─── INFORMATION SUPPLIED ───

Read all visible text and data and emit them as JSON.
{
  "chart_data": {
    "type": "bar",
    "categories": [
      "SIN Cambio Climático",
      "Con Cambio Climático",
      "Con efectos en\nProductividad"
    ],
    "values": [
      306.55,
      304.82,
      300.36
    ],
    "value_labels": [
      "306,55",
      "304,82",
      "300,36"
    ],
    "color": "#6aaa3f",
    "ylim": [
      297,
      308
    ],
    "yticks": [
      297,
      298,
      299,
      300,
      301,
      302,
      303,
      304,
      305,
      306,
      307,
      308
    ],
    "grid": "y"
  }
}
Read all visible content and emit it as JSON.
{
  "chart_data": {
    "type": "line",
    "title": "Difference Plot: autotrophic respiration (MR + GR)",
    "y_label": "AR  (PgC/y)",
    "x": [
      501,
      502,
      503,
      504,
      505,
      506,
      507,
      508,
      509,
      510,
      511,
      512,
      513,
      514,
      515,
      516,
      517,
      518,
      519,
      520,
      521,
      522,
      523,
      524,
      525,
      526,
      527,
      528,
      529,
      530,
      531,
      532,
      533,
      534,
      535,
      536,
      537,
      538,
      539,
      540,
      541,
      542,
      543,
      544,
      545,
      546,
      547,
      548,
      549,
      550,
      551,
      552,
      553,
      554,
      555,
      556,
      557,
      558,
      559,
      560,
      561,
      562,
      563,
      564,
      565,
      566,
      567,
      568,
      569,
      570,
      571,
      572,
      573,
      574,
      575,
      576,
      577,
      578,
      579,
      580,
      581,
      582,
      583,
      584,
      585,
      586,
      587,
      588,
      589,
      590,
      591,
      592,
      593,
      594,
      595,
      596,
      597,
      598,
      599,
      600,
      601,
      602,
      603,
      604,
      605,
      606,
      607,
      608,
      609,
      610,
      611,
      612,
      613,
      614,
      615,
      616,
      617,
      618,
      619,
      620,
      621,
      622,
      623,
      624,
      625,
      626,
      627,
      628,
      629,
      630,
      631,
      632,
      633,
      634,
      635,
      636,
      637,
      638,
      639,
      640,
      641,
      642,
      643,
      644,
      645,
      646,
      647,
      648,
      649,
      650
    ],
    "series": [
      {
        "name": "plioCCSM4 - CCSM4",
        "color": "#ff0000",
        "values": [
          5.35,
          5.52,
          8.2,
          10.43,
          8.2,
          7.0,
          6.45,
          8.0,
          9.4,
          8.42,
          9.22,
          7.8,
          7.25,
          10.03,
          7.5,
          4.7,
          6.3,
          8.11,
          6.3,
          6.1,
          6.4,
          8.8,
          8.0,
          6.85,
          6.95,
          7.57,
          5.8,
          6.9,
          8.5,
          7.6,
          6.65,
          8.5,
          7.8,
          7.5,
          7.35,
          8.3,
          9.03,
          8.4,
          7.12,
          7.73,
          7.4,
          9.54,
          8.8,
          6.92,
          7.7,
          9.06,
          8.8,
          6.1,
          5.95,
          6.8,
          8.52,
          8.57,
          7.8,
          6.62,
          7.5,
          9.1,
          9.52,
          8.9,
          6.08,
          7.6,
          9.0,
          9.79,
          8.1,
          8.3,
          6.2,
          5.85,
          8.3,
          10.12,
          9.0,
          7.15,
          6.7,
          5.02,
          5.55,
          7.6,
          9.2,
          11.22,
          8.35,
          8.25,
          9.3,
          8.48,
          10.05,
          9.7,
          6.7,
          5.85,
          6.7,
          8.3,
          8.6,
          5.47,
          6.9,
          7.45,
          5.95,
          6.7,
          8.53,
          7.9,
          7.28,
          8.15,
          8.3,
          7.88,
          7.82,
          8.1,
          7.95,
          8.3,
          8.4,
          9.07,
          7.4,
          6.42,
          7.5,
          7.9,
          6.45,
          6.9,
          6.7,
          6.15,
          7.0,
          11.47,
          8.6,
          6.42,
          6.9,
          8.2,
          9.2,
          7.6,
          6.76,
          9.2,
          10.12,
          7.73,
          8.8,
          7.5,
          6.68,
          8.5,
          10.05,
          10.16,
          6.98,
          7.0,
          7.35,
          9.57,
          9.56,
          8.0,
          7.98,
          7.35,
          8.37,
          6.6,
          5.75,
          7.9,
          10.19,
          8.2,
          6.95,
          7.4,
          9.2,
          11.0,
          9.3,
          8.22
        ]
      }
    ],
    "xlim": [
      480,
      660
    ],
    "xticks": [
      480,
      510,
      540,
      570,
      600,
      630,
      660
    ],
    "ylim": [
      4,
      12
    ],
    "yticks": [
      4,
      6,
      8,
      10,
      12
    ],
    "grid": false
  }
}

───

> [DIRECTION] Each line of the material should be echoed exactly.

> [RESULT BELOW]
Read all visible text and data and emit them as JSON.
{
  "chart_data": {
    "type": "bar",
    "categories": [
      "SIN Cambio Climático",
      "Con Cambio Climático",
      "Con efectos en\nProductividad"
    ],
    "values": [
      306.55,
      304.82,
      300.36
    ],
    "value_labels": [
      "306,55",
      "304,82",
      "300,36"
    ],
    "color": "#6aaa3f",
    "ylim": [
      297,
      308
    ],
    "yticks": [
      297,
      298,
      299,
      300,
      301,
      302,
      303,
      304,
      305,
      306,
      307,
      308
    ],
    "grid": "y"
  }
}
Read all visible content and emit it as JSON.
{
  "chart_data": {
    "type": "line",
    "title": "Difference Plot: autotrophic respiration (MR + GR)",
    "y_label": "AR  (PgC/y)",
    "x": [
      501,
      502,
      503,
      504,
      505,
      506,
      507,
      508,
      509,
      510,
      511,
      512,
      513,
      514,
      515,
      516,
      517,
      518,
      519,
      520,
      521,
      522,
      523,
      524,
      525,
      526,
      527,
      528,
      529,
      530,
      531,
      532,
      533,
      534,
      535,
      536,
      537,
      538,
      539,
      540,
      541,
      542,
      543,
      544,
      545,
      546,
      547,
      548,
      549,
      550,
      551,
      552,
      553,
      554,
      555,
      556,
      557,
      558,
      559,
      560,
      561,
      562,
      563,
      564,
      565,
      566,
      567,
      568,
      569,
      570,
      571,
      572,
      573,
      574,
      575,
      576,
      577,
      578,
      579,
      580,
      581,
      582,
      583,
      584,
      585,
      586,
      587,
      588,
      589,
      590,
      591,
      592,
      593,
      594,
      595,
      596,
      597,
      598,
      599,
      600,
      601,
      602,
      603,
      604,
      605,
      606,
      607,
      608,
      609,
      610,
      611,
      612,
      613,
      614,
      615,
      616,
      617,
      618,
      619,
      620,
      621,
      622,
      623,
      624,
      625,
      626,
      627,
      628,
      629,
      630,
      631,
      632,
      633,
      634,
      635,
      636,
      637,
      638,
      639,
      640,
      641,
      642,
      643,
      644,
      645,
      646,
      647,
      648,
      649,
      650
    ],
    "series": [
      {
        "name": "plioCCSM4 - CCSM4",
        "color": "#ff0000",
        "values": [
          5.35,
          5.52,
          8.2,
          10.43,
          8.2,
          7.0,
          6.45,
          8.0,
          9.4,
          8.42,
          9.22,
          7.8,
          7.25,
          10.03,
          7.5,
          4.7,
          6.3,
          8.11,
          6.3,
          6.1,
          6.4,
          8.8,
          8.0,
          6.85,
          6.95,
          7.57,
          5.8,
          6.9,
          8.5,
          7.6,
          6.65,
          8.5,
          7.8,
          7.5,
          7.35,
          8.3,
          9.03,
          8.4,
          7.12,
          7.73,
          7.4,
          9.54,
          8.8,
          6.92,
          7.7,
          9.06,
          8.8,
          6.1,
          5.95,
          6.8,
          8.52,
          8.57,
          7.8,
          6.62,
          7.5,
          9.1,
          9.52,
          8.9,
          6.08,
          7.6,
          9.0,
          9.79,
          8.1,
          8.3,
          6.2,
          5.85,
          8.3,
          10.12,
          9.0,
          7.15,
          6.7,
          5.02,
          5.55,
          7.6,
          9.2,
          11.22,
          8.35,
          8.25,
          9.3,
          8.48,
          10.05,
          9.7,
          6.7,
          5.85,
          6.7,
          8.3,
          8.6,
          5.47,
          6.9,
          7.45,
          5.95,
          6.7,
          8.53,
          7.9,
          7.28,
          8.15,
          8.3,
          7.88,
          7.82,
          8.1,
          7.95,
          8.3,
          8.4,
          9.07,
          7.4,
          6.42,
          7.5,
          7.9,
          6.45,
          6.9,
          6.7,
          6.15,
          7.0,
          11.47,
          8.6,
          6.42,
          6.9,
          8.2,
          9.2,
          7.6,
          6.76,
          9.2,
          10.12,
          7.73,
          8.8,
          7.5,
          6.68,
          8.5,
          10.05,
          10.16,
          6.98,
          7.0,
          7.35,
          9.57,
          9.56,
          8.0,
          7.98,
          7.35,
          8.37,
          6.6,
          5.75,
          7.9,
          10.19,
          8.2,
          6.95,
          7.4,
          9.2,
          11.0,
          9.3,
          8.22
        ]
      }
    ],
    "xlim": [
      480,
      660
    ],
    "xticks": [
      480,
      510,
      540,
      570,
      600,
      630,
      660
    ],
    "ylim": [
      4,
      12
    ],
    "yticks": [
      4,
      6,
      8,
      10,
      12
    ],
    "grid": false
  }
}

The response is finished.